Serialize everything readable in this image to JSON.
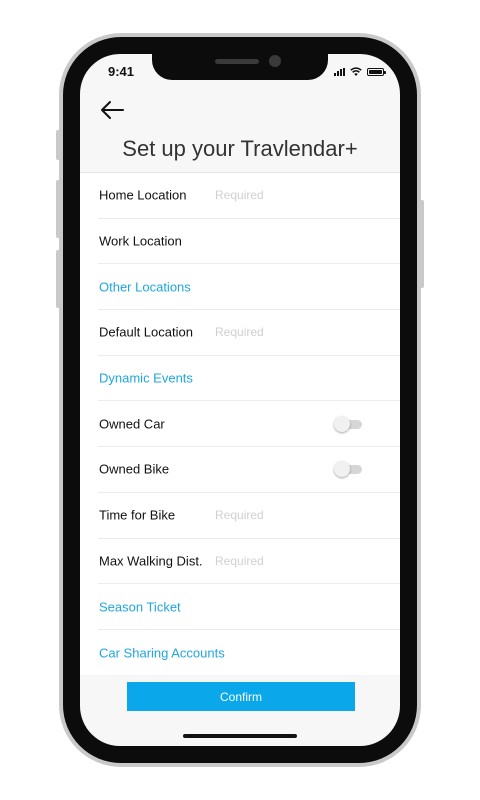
{
  "status_bar": {
    "time": "9:41"
  },
  "header": {
    "back_icon": "arrow-left-icon",
    "title": "Set up your Travlendar+"
  },
  "form": {
    "home_location": {
      "label": "Home Location",
      "placeholder": "Required",
      "value": ""
    },
    "work_location": {
      "label": "Work Location",
      "placeholder": "",
      "value": ""
    },
    "other_locations": {
      "label": "Other Locations"
    },
    "default_location": {
      "label": "Default Location",
      "placeholder": "Required",
      "value": ""
    },
    "dynamic_events": {
      "label": "Dynamic Events"
    },
    "owned_car": {
      "label": "Owned Car",
      "on": false
    },
    "owned_bike": {
      "label": "Owned Bike",
      "on": false
    },
    "time_for_bike": {
      "label": "Time for Bike",
      "placeholder": "Required",
      "value": ""
    },
    "max_walking_dist": {
      "label": "Max Walking Dist.",
      "placeholder": "Required",
      "value": ""
    },
    "season_ticket": {
      "label": "Season Ticket"
    },
    "car_sharing_accounts": {
      "label": "Car Sharing Accounts"
    }
  },
  "footer": {
    "confirm_label": "Confirm"
  },
  "colors": {
    "accent": "#1fa6de",
    "button": "#0aa8ea",
    "placeholder": "#d0d0d0"
  }
}
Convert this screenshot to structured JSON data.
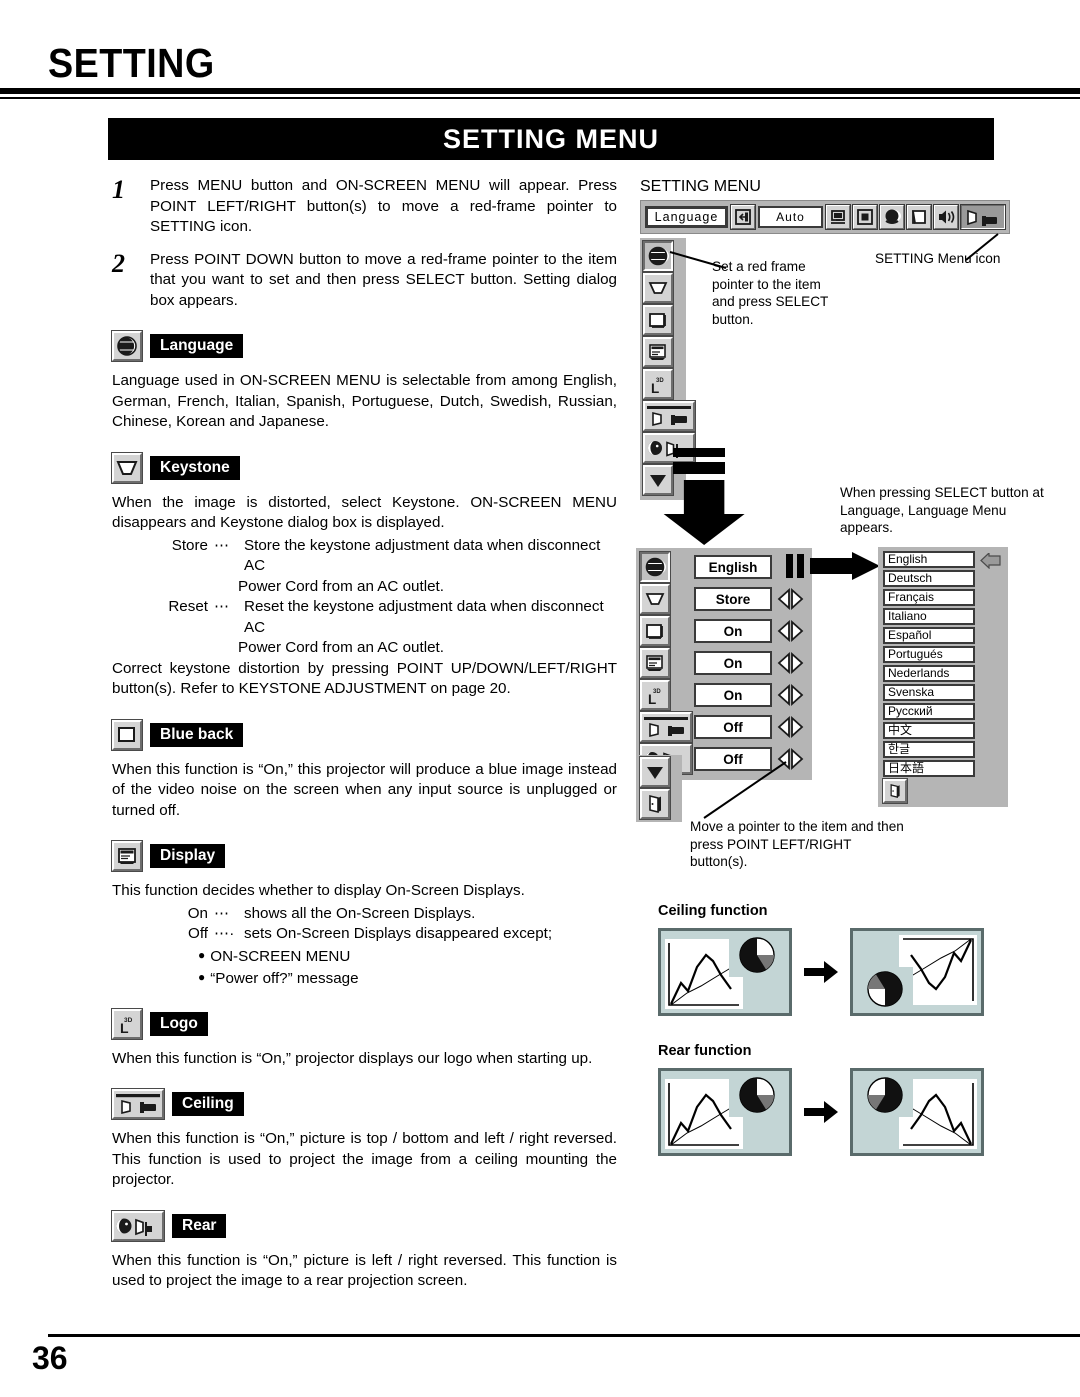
{
  "page": {
    "title": "SETTING",
    "banner": "SETTING MENU",
    "number": "36"
  },
  "steps": [
    {
      "num": "1",
      "text": "Press MENU button and ON-SCREEN MENU will appear.  Press POINT LEFT/RIGHT button(s) to move a red-frame pointer to SETTING icon."
    },
    {
      "num": "2",
      "text": "Press POINT DOWN button to move a red-frame pointer to the item that you want to set and then press SELECT button. Setting dialog box appears."
    }
  ],
  "sections": {
    "language": {
      "label": "Language",
      "body": "Language used in ON-SCREEN MENU is selectable from among English, German, French, Italian, Spanish, Portuguese, Dutch, Swedish, Russian, Chinese, Korean and Japanese."
    },
    "keystone": {
      "label": "Keystone",
      "body": "When the image is distorted, select Keystone.  ON-SCREEN MENU disappears and Keystone dialog box is displayed.",
      "store_key": "Store",
      "store_dots": "⋯",
      "store_val": "Store the keystone adjustment data when disconnect AC",
      "store_cont": "Power Cord from an AC outlet.",
      "reset_key": "Reset",
      "reset_dots": "⋯",
      "reset_val": "Reset the keystone adjustment data when disconnect AC",
      "reset_cont": "Power Cord from an AC outlet.",
      "tail": "Correct keystone distortion by pressing POINT UP/DOWN/LEFT/RIGHT button(s).   Refer to KEYSTONE ADJUSTMENT on page 20."
    },
    "blueback": {
      "label": "Blue back",
      "body": "When this function is “On,” this projector will produce a blue image instead of the video noise on the screen when any input source is unplugged or turned off."
    },
    "display": {
      "label": "Display",
      "body": "This function decides whether to display On-Screen Displays.",
      "on_key": "On",
      "on_dots": "⋯",
      "on_val": "shows all the On-Screen Displays.",
      "off_key": "Off",
      "off_dots": "⋯·",
      "off_val": "sets On-Screen Displays disappeared except;",
      "bullet1": "ON-SCREEN MENU",
      "bullet2": "“Power off?” message"
    },
    "logo": {
      "label": "Logo",
      "body": "When this function is “On,” projector displays our logo when starting up."
    },
    "ceiling": {
      "label": "Ceiling",
      "body": "When this function is “On,” picture is top / bottom and left / right reversed.  This function is used to project the image from a ceiling mounting the projector."
    },
    "rear": {
      "label": "Rear",
      "body": "When this function is “On,” picture is left / right reversed.  This function is used to project the image to a rear projection screen."
    }
  },
  "osd": {
    "heading": "SETTING MENU",
    "menubar": {
      "language_field": "Language",
      "auto_field": "Auto",
      "icons": [
        "input-icon",
        "pc-system-icon",
        "image-select-icon",
        "color-adjust-icon",
        "image-adjust-icon",
        "sound-icon",
        "setting-icon"
      ]
    },
    "callout_left": "Set a red frame pointer to the item and press SELECT button.",
    "callout_right": "SETTING Menu icon",
    "callout_select": "When pressing SELECT button at Language, Language Menu appears.",
    "callout_move": "Move a pointer to the item and then press POINT LEFT/RIGHT button(s).",
    "dialog_rows": [
      {
        "icon": "globe-icon",
        "value": "English",
        "has_arrows": false
      },
      {
        "icon": "keystone-icon",
        "value": "Store",
        "has_arrows": true
      },
      {
        "icon": "blueback-icon",
        "value": "On",
        "has_arrows": true
      },
      {
        "icon": "display-icon",
        "value": "On",
        "has_arrows": true
      },
      {
        "icon": "logo-icon",
        "value": "On",
        "has_arrows": true
      },
      {
        "icon": "ceiling-icon",
        "value": "Off",
        "has_arrows": true
      },
      {
        "icon": "rear-icon",
        "value": "Off",
        "has_arrows": true
      }
    ],
    "sidebar_icons": [
      "globe-icon",
      "keystone-icon",
      "blueback-icon",
      "display-icon",
      "logo-icon",
      "ceiling-icon",
      "rear-icon",
      "scroll-down-icon"
    ],
    "languages": [
      "English",
      "Deutsch",
      "Français",
      "Italiano",
      "Español",
      "Portugués",
      "Nederlands",
      "Svenska",
      "Русский",
      "中文",
      "한글",
      "日本語"
    ]
  },
  "illustrations": {
    "ceiling_title": "Ceiling function",
    "rear_title": "Rear function"
  }
}
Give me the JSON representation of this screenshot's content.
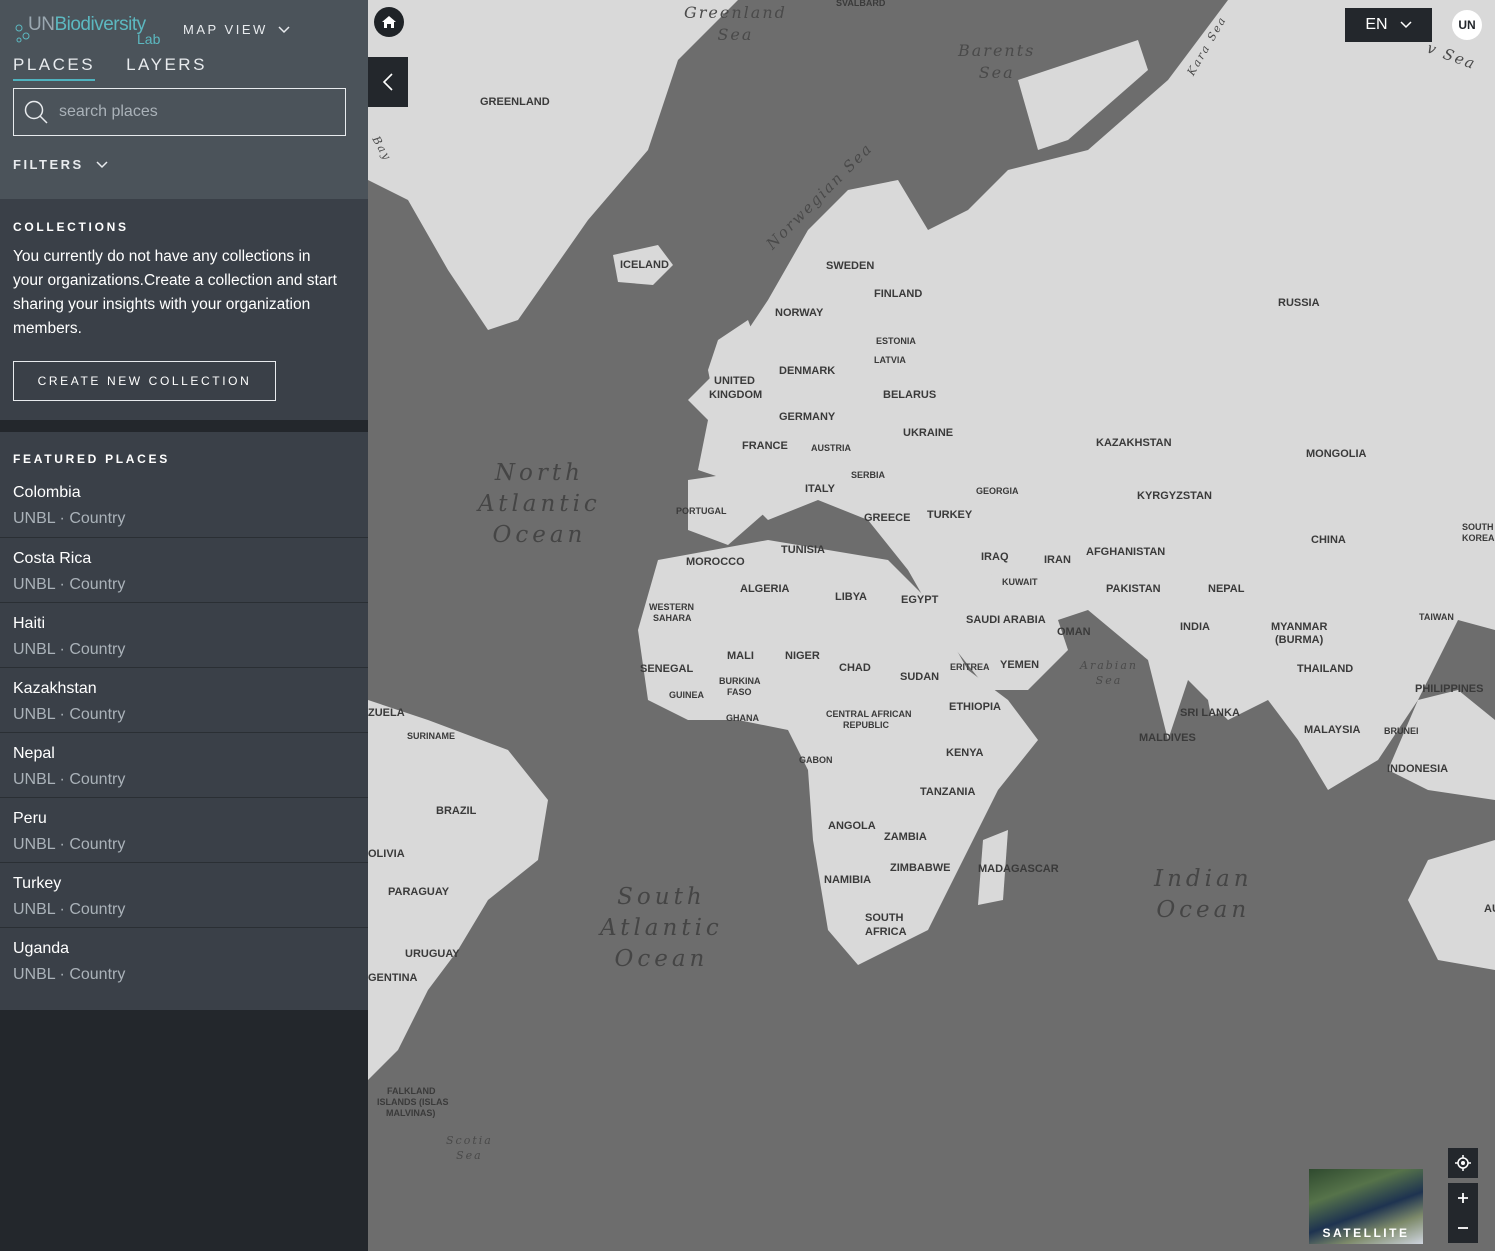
============
→ **WORK TO DO**: List all lines holding the string "then".

→ **WRITTEN ANSWER**:
      "text": "Press POINT DOWN button to move a red-frame pointer to the item that you want to set and then press SELECT button. Setting dialog box appears."
    "callout_move": "Move a pointer to the item and then press POINT LEFT/RIGHT button(s).",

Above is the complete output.